Look for "Read out every word on this page." in the records below, then copy that line and every line after it, exactly and with nothing added.
start RECORD SET
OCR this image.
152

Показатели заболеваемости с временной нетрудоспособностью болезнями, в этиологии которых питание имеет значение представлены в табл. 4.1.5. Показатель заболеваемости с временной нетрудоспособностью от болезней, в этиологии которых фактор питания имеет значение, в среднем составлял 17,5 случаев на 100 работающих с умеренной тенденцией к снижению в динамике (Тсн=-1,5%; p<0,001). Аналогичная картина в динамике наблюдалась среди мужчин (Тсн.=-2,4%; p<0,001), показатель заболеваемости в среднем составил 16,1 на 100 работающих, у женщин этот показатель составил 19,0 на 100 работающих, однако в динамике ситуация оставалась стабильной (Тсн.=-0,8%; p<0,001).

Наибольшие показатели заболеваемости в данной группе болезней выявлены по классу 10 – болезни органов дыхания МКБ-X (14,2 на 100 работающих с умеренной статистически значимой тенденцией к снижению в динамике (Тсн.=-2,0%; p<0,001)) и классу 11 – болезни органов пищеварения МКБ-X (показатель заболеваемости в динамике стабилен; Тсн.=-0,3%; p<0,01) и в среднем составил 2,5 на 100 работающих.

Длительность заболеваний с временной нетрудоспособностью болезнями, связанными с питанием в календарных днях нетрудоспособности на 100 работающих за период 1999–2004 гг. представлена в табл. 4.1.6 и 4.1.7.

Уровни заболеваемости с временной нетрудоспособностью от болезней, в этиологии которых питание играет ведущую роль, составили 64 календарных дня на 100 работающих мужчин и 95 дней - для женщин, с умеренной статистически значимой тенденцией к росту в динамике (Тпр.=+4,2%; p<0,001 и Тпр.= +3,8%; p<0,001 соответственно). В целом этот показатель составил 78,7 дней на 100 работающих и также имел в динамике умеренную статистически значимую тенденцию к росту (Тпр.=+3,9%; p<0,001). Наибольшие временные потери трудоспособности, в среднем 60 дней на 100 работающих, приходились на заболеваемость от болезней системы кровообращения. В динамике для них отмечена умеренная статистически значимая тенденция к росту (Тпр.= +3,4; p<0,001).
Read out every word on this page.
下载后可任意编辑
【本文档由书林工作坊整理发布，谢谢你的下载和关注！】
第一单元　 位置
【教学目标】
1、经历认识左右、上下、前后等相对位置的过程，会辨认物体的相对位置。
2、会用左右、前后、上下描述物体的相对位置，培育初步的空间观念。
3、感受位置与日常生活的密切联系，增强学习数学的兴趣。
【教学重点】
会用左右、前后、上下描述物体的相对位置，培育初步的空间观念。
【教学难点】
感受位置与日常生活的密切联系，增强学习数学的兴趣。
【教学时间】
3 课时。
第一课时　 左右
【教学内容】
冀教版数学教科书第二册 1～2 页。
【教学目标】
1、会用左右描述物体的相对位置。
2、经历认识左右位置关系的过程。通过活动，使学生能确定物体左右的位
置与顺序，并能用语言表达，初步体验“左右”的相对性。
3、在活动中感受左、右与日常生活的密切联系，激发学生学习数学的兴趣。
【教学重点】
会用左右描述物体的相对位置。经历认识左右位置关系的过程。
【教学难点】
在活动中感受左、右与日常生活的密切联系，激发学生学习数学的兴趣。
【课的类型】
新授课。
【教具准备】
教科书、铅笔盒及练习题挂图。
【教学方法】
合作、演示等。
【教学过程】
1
end RECORD SET
■ WORKED ANSWER
Read out every word on this page.
下载后可任意编辑
【本文档由书林工作坊整理发布，谢谢你的下载和关注！】
第一单元　 位置
【教学目标】
1、经历认识左右、上下、前后等相对位置的过程，会辨认物体的相对位置。
2、会用左右、前后、上下描述物体的相对位置，培育初步的空间观念。
3、感受位置与日常生活的密切联系，增强学习数学的兴趣。
【教学重点】
会用左右、前后、上下描述物体的相对位置，培育初步的空间观念。
【教学难点】
感受位置与日常生活的密切联系，增强学习数学的兴趣。
【教学时间】
3 课时。
第一课时　 左右
【教学内容】
冀教版数学教科书第二册 1～2 页。
【教学目标】
1、会用左右描述物体的相对位置。
2、经历认识左右位置关系的过程。通过活动，使学生能确定物体左右的位
置与顺序，并能用语言表达，初步体验“左右”的相对性。
3、在活动中感受左、右与日常生活的密切联系，激发学生学习数学的兴趣。
【教学重点】
会用左右描述物体的相对位置。经历认识左右位置关系的过程。
【教学难点】
在活动中感受左、右与日常生活的密切联系，激发学生学习数学的兴趣。
【课的类型】
新授课。
【教具准备】
教科书、铅笔盒及练习题挂图。
【教学方法】
合作、演示等。
【教学过程】
1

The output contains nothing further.